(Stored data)
********************

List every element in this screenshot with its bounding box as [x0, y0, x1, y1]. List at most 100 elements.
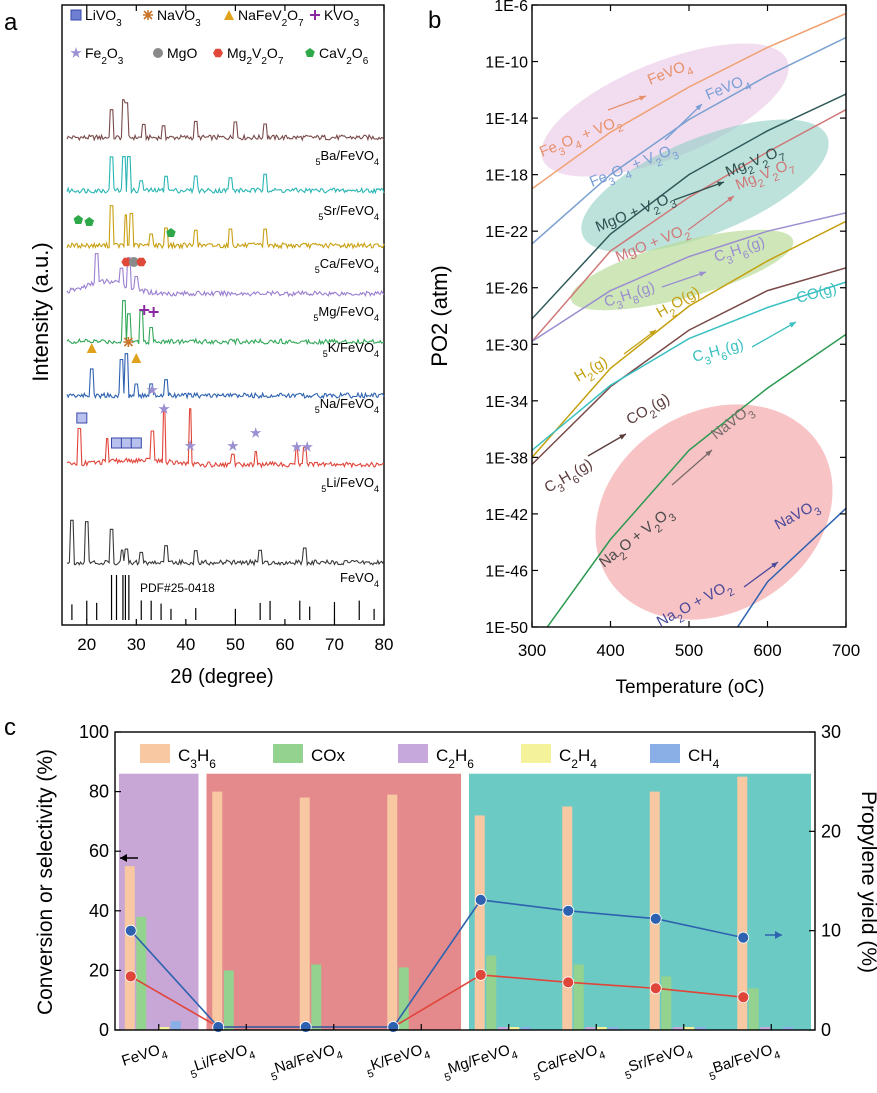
panel-c-legend: C3H6 COx C2H6 C2H4 CH4 — [140, 744, 720, 771]
bar-c3h6-6 — [649, 791, 660, 1030]
bar-c2h4-4 — [509, 1027, 520, 1030]
legend-item-c2h6: C2H6 — [398, 744, 474, 771]
marker-plus — [139, 305, 150, 315]
legend-swatch — [521, 744, 551, 763]
reaction-arrow-head — [649, 330, 656, 336]
legend-item-mg2v2o7: Mg2V2O7 — [213, 45, 284, 67]
bar-c2h4-6 — [684, 1027, 695, 1030]
y-tick-label: 20 — [89, 960, 109, 980]
curve-na2o-vo2-navo3 — [736, 507, 846, 627]
legend-item-cav2o6: CaV2O6 — [305, 45, 369, 67]
y2-tick-label: 10 — [821, 921, 841, 941]
panel-a-series: 5Ba/FeVO4 5Sr/FeVO4 5Ca/FeVO4 5Mg/FeVO4 5K/F… — [66, 99, 385, 620]
legend-swatch — [140, 744, 170, 763]
bar-cox-1 — [223, 970, 234, 1030]
curve-fe3o4-vo2-fevo4 — [532, 12, 846, 190]
region-feVO4 — [541, 43, 789, 177]
xrd-pattern-5na-fevo4 — [66, 353, 385, 400]
y-tick-label: 60 — [89, 841, 109, 861]
x-tick-label: 300 — [518, 641, 546, 660]
marker-square — [76, 412, 88, 424]
panel-c-y-label: Conversion or selectivity (%) — [34, 749, 57, 1015]
y-tick-label: 1E-10 — [485, 55, 528, 72]
x-tick-label: 400 — [596, 641, 624, 660]
bar-cox-7 — [748, 988, 759, 1030]
category-label: 5Ca/FeVO4 — [529, 1040, 607, 1084]
legend-label: LiVO3 — [85, 7, 122, 29]
point-conversion-0 — [124, 970, 137, 983]
legend-label: KVO3 — [324, 7, 360, 29]
marker-star — [291, 441, 303, 452]
bar-c3h6-5 — [562, 806, 573, 1030]
bar-c3h6-0 — [124, 866, 135, 1030]
x-tick-label: 500 — [675, 641, 703, 660]
legend-item-navo3: NaVO3 — [143, 7, 201, 29]
y2-tick-label: 0 — [821, 1020, 831, 1040]
pattern-label: FeVO4 — [340, 570, 379, 589]
panel-b-lines — [532, 12, 846, 627]
right-axis-arrow — [765, 931, 782, 939]
line-propylene-yield — [130, 899, 744, 1028]
reaction-arrow-head — [695, 104, 702, 111]
panel-c-y2-label: Propylene yield (%) — [857, 791, 877, 973]
curve-c3h6-g-co2-g- — [532, 267, 846, 465]
y-tick-label: 1E-34 — [485, 394, 528, 411]
bar-c3h6-2 — [299, 797, 310, 1030]
legend-label: Mg2V2O7 — [227, 45, 284, 67]
xrd-pattern-5ba-fevo4 — [66, 99, 385, 142]
y-tick-label: 0 — [99, 1020, 109, 1040]
bar-c3h6-3 — [387, 794, 398, 1030]
reaction-annotation: C3H6(g) — [712, 233, 769, 270]
legend-label: NaVO3 — [157, 7, 201, 29]
xrd-pattern-5ca-fevo4 — [66, 205, 385, 251]
bar-c3h6-7 — [737, 776, 748, 1030]
panel-a-frame — [61, 4, 385, 626]
category-label: 5Sr/FeVO4 — [621, 1040, 695, 1083]
xrd-pattern-5k-fevo4 — [66, 300, 385, 346]
panel-a-legend: LiVO3 NaVO3 NaFeV2O7 KVO3 Fe2O3 MgO Mg2V2O7 CaV… — [70, 7, 369, 67]
legend-item-nafev2o7: NaFeV2O7 — [224, 7, 304, 29]
marker-square — [130, 437, 142, 449]
panel-a-x-label: 2θ (degree) — [170, 666, 273, 688]
y-tick-label: 1E-22 — [485, 224, 528, 241]
marker-hexagon — [136, 257, 147, 267]
legend-item-kvo3: KVO3 — [310, 7, 360, 29]
reaction-arrow-head — [699, 271, 706, 277]
xrd-pattern-5sr-fevo4 — [66, 156, 385, 195]
x-tick-label: 50 — [226, 635, 245, 654]
marker-plus — [310, 10, 320, 20]
point-propylene-yield-2 — [299, 1021, 312, 1033]
bar-c2h4-5 — [596, 1027, 607, 1030]
category-label: 5Na/FeVO4 — [267, 1040, 345, 1084]
reaction-arrow-head — [771, 562, 778, 568]
bar-ch4-7 — [783, 1027, 794, 1030]
marker-triangle — [86, 343, 97, 353]
bar-cox-6 — [661, 976, 672, 1030]
marker-square — [70, 9, 82, 21]
legend-swatch — [650, 744, 680, 763]
reaction-arrow — [751, 321, 797, 348]
panel-label-a: a — [4, 9, 18, 36]
region-navo3 — [595, 404, 833, 620]
panel-label-b: b — [428, 7, 441, 34]
marker-asterisk — [123, 337, 134, 347]
reaction-arrow — [607, 95, 647, 111]
panel-b-y-label: PO2 (atm) — [427, 265, 452, 366]
panel-a-xrd-chart: LiVO3 NaVO3 NaFeV2O7 KVO3 Fe2O3 MgO Mg2V2O7 CaV… — [28, 4, 393, 688]
bar-c2h6-5 — [585, 1027, 596, 1030]
legend-item-c3h6: C3H6 — [140, 744, 216, 771]
bar-c2h4-0 — [159, 1027, 170, 1030]
reaction-arrow-head — [619, 434, 626, 440]
y-tick-label: 1E-46 — [485, 563, 528, 580]
pattern-label: 5Mg/FeVO4 — [313, 304, 379, 323]
x-tick-label: 700 — [832, 641, 860, 660]
legend-swatch — [398, 744, 428, 763]
reaction-arrow — [743, 561, 779, 588]
marker-pentagon — [305, 48, 315, 57]
legend-label: CH4 — [688, 746, 720, 771]
pattern-label: 5K/FeVO4 — [323, 340, 379, 359]
bar-ch4-5 — [608, 1027, 619, 1030]
marker-circle — [128, 257, 139, 267]
reaction-arrow-head — [639, 95, 646, 101]
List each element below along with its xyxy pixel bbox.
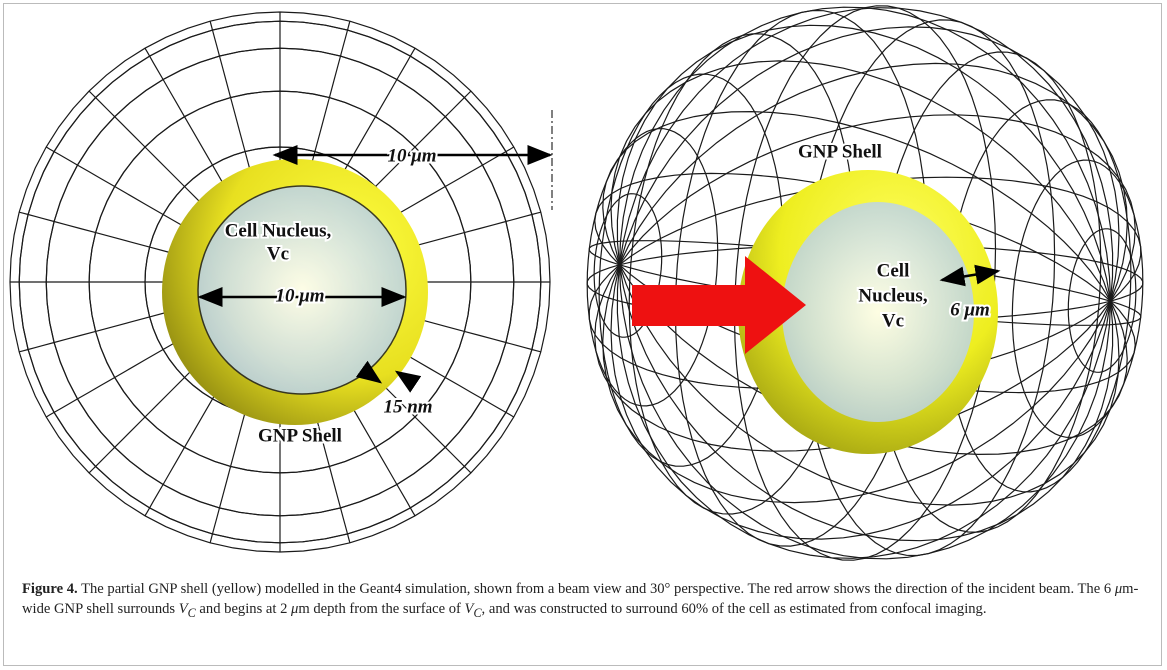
wire-line: [1067, 228, 1137, 373]
wire-line: [619, 243, 1144, 302]
wire-line: [88, 90, 281, 283]
nucleus-label: Vc: [267, 243, 289, 264]
caption-text: m-wide GNP shell surrounds: [22, 581, 1139, 617]
beam-arrow: [632, 256, 806, 354]
thickness-arrow: [394, 370, 422, 393]
wire-line: [594, 264, 1111, 452]
wire-line: [602, 110, 1112, 302]
wire-line: [619, 114, 1136, 302]
wire-line: [45, 281, 281, 418]
wire-line: [616, 264, 1112, 559]
caption-text: m depth from the surface of: [298, 600, 465, 617]
thickness-arrow: [355, 360, 383, 384]
wire-line: [618, 26, 1120, 302]
dimension-arrow: [939, 264, 1001, 287]
caption-text: μ: [291, 600, 299, 617]
wire-line: [1011, 159, 1144, 438]
wire-line: [45, 146, 281, 283]
caption-text: C: [473, 605, 482, 620]
shell-label: GNP Shell: [258, 425, 342, 446]
caption-text: μ: [1114, 581, 1123, 597]
wire-line: [618, 7, 1114, 302]
wire-line: [618, 264, 1112, 560]
thickness-label: 15 nm: [383, 396, 432, 417]
wire-line: [588, 240, 1111, 302]
wire-line: [88, 281, 281, 474]
caption-text: The partial GNP shell (yellow) modelled …: [81, 581, 1115, 597]
cell-nucleus: [782, 202, 974, 422]
caption-text: C: [187, 605, 196, 620]
caption-text: V: [178, 600, 188, 617]
wire-line: [618, 62, 1128, 302]
wire-line: [619, 176, 1142, 302]
nucleus-label: Cell: [877, 260, 910, 281]
dimension-label: 10 μm: [275, 285, 324, 306]
wire-line: [610, 264, 1112, 540]
wire-line: [588, 264, 1111, 390]
wire-line: [209, 21, 281, 283]
wire-line: [618, 264, 1128, 456]
figure-caption: Figure 4. The partial GNP shell (yellow)…: [22, 580, 1142, 623]
shell-label: GNP Shell: [798, 141, 882, 162]
caption-text: V: [464, 600, 474, 617]
caption-text: , and was constructed to surround 60% of…: [481, 600, 987, 617]
wire-line: [618, 264, 1114, 542]
figure: 10 μm Cell Nucleus, Vc 10 μm 15 nm GNP S…: [9, 5, 1144, 561]
wire-line: [602, 264, 1112, 504]
wire-line: [618, 6, 1112, 302]
wire-line: [586, 128, 719, 407]
dimension-label: 10 μm: [387, 145, 436, 166]
wire-line: [19, 281, 281, 353]
caption-label: Figure 4.: [22, 581, 78, 597]
nucleus-label: Cell Nucleus,: [225, 220, 332, 241]
caption-text: and begins at 2: [195, 600, 292, 617]
dimension-label: 6 μm: [950, 299, 990, 320]
wire-line: [616, 24, 1112, 302]
nucleus-label: Vc: [882, 310, 904, 331]
figure-frame: [3, 3, 1162, 666]
nucleus-label: Nucleus,: [858, 285, 927, 306]
wire-line: [594, 172, 1111, 302]
wire-line: [19, 211, 281, 283]
wire-line: [144, 281, 281, 517]
wire-line: [144, 47, 281, 283]
wire-line: [279, 47, 416, 283]
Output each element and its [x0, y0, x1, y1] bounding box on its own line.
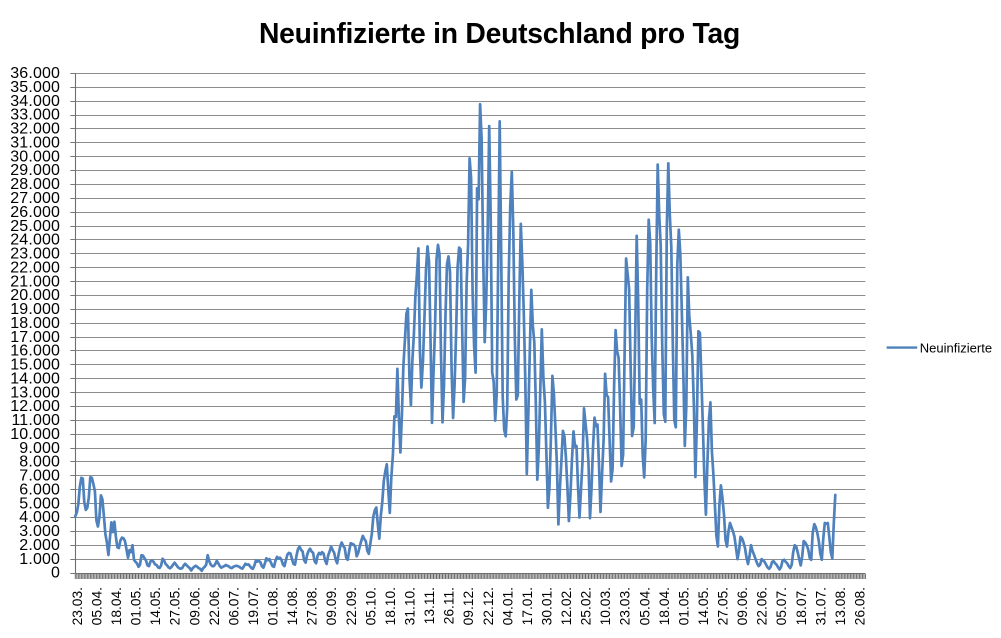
svg-text:28.000: 28.000 [10, 176, 60, 193]
svg-text:1.000: 1.000 [19, 551, 60, 568]
svg-text:01.08.: 01.08. [266, 587, 281, 625]
svg-text:26.08.: 26.08. [853, 587, 868, 625]
svg-text:7.000: 7.000 [19, 468, 60, 485]
svg-text:31.07.: 31.07. [813, 587, 828, 625]
svg-text:22.000: 22.000 [10, 259, 60, 276]
svg-text:5.000: 5.000 [19, 495, 60, 512]
svg-text:26.11.: 26.11. [442, 587, 457, 624]
svg-text:21.000: 21.000 [10, 273, 60, 290]
svg-text:22.06.: 22.06. [755, 587, 770, 625]
svg-text:05.04.: 05.04. [637, 587, 652, 625]
svg-text:05.04.: 05.04. [90, 587, 105, 625]
svg-text:3.000: 3.000 [19, 523, 60, 540]
svg-text:06.07.: 06.07. [226, 587, 241, 625]
svg-text:34.000: 34.000 [10, 93, 60, 110]
svg-text:35.000: 35.000 [10, 79, 60, 96]
svg-text:18.04.: 18.04. [657, 587, 672, 625]
svg-text:09.12.: 09.12. [461, 587, 476, 625]
svg-text:27.08.: 27.08. [305, 587, 320, 625]
svg-text:30.000: 30.000 [10, 148, 60, 165]
svg-text:27.05.: 27.05. [168, 587, 183, 625]
svg-text:Neuinfizierte: Neuinfizierte [920, 341, 992, 356]
svg-text:29.000: 29.000 [10, 162, 60, 179]
svg-text:22.06.: 22.06. [207, 587, 222, 625]
svg-text:9.000: 9.000 [19, 440, 60, 457]
svg-text:23.03.: 23.03. [618, 587, 633, 625]
svg-text:18.07.: 18.07. [794, 587, 809, 625]
svg-text:13.11.: 13.11. [422, 587, 437, 624]
svg-text:8.000: 8.000 [19, 454, 60, 471]
svg-text:19.000: 19.000 [10, 301, 60, 318]
svg-text:05.10.: 05.10. [363, 587, 378, 625]
svg-text:14.000: 14.000 [10, 370, 60, 387]
svg-text:09.06.: 09.06. [187, 587, 202, 625]
svg-text:18.10.: 18.10. [383, 587, 398, 625]
svg-text:12.000: 12.000 [10, 398, 60, 415]
svg-text:12.02.: 12.02. [559, 587, 574, 625]
svg-text:14.08.: 14.08. [285, 587, 300, 625]
svg-text:13.000: 13.000 [10, 384, 60, 401]
svg-text:17.01.: 17.01. [520, 587, 535, 625]
svg-text:11.000: 11.000 [11, 412, 60, 429]
svg-text:0: 0 [51, 565, 60, 582]
svg-text:04.01.: 04.01. [500, 587, 515, 625]
svg-text:18.04.: 18.04. [109, 587, 124, 625]
svg-text:09.09.: 09.09. [324, 587, 339, 625]
svg-text:24.000: 24.000 [10, 232, 60, 249]
svg-text:22.09.: 22.09. [344, 587, 359, 625]
svg-text:6.000: 6.000 [19, 481, 60, 498]
svg-text:Neuinfizierte in Deutschland p: Neuinfizierte in Deutschland pro Tag [259, 17, 740, 49]
svg-text:01.05.: 01.05. [676, 587, 691, 625]
svg-text:4.000: 4.000 [19, 509, 60, 526]
svg-text:19.07.: 19.07. [246, 587, 261, 625]
svg-text:15.000: 15.000 [10, 357, 60, 374]
svg-text:23.000: 23.000 [10, 246, 60, 263]
svg-text:20.000: 20.000 [10, 287, 60, 304]
svg-text:27.000: 27.000 [10, 190, 60, 207]
svg-text:32.000: 32.000 [10, 121, 60, 138]
svg-text:14.05.: 14.05. [148, 587, 163, 625]
svg-text:14.05.: 14.05. [696, 587, 711, 625]
svg-text:31.000: 31.000 [10, 135, 60, 152]
svg-text:27.05.: 27.05. [716, 587, 731, 625]
svg-text:17.000: 17.000 [10, 329, 60, 346]
svg-text:10.03.: 10.03. [598, 587, 613, 625]
svg-text:10.000: 10.000 [10, 426, 60, 443]
svg-text:25.000: 25.000 [10, 218, 60, 235]
svg-text:13.08.: 13.08. [833, 587, 848, 625]
svg-text:18.000: 18.000 [10, 315, 60, 332]
svg-text:05.07.: 05.07. [774, 587, 789, 625]
svg-text:36.000: 36.000 [10, 65, 60, 82]
svg-text:31.10.: 31.10. [403, 587, 418, 625]
svg-text:22.12.: 22.12. [481, 587, 496, 625]
svg-text:01.05.: 01.05. [129, 587, 144, 625]
svg-text:16.000: 16.000 [10, 343, 60, 360]
svg-text:09.06.: 09.06. [735, 587, 750, 625]
svg-text:26.000: 26.000 [10, 204, 60, 221]
svg-text:33.000: 33.000 [10, 107, 60, 124]
svg-text:30.01.: 30.01. [540, 587, 555, 625]
svg-text:2.000: 2.000 [19, 537, 60, 554]
svg-text:25.02.: 25.02. [579, 587, 594, 625]
svg-text:23.03.: 23.03. [70, 587, 85, 625]
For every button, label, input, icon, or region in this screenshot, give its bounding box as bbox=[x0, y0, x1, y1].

********************

Given instruction
In the material, starting at the line containing "wire-line: [1067, 228, 1137, 373]" and ending at the line containing "wire-line: [616, 264, 1112, 559]", rename "wire-line" to "wire-segment" and give those lines again with nothing else altered.

The response
wire-segment: [1067, 228, 1137, 373]
wire-segment: [619, 243, 1144, 302]
wire-segment: [88, 90, 281, 283]
nucleus-label: Vc: [267, 243, 289, 264]
caption-text: m-wide GNP shell surrounds: [22, 581, 1139, 617]
beam-arrow: [632, 256, 806, 354]
thickness-arrow: [394, 370, 422, 393]
wire-segment: [594, 264, 1111, 452]
wire-segment: [602, 110, 1112, 302]
wire-segment: [619, 114, 1136, 302]
wire-segment: [45, 281, 281, 418]
wire-segment: [616, 264, 1112, 559]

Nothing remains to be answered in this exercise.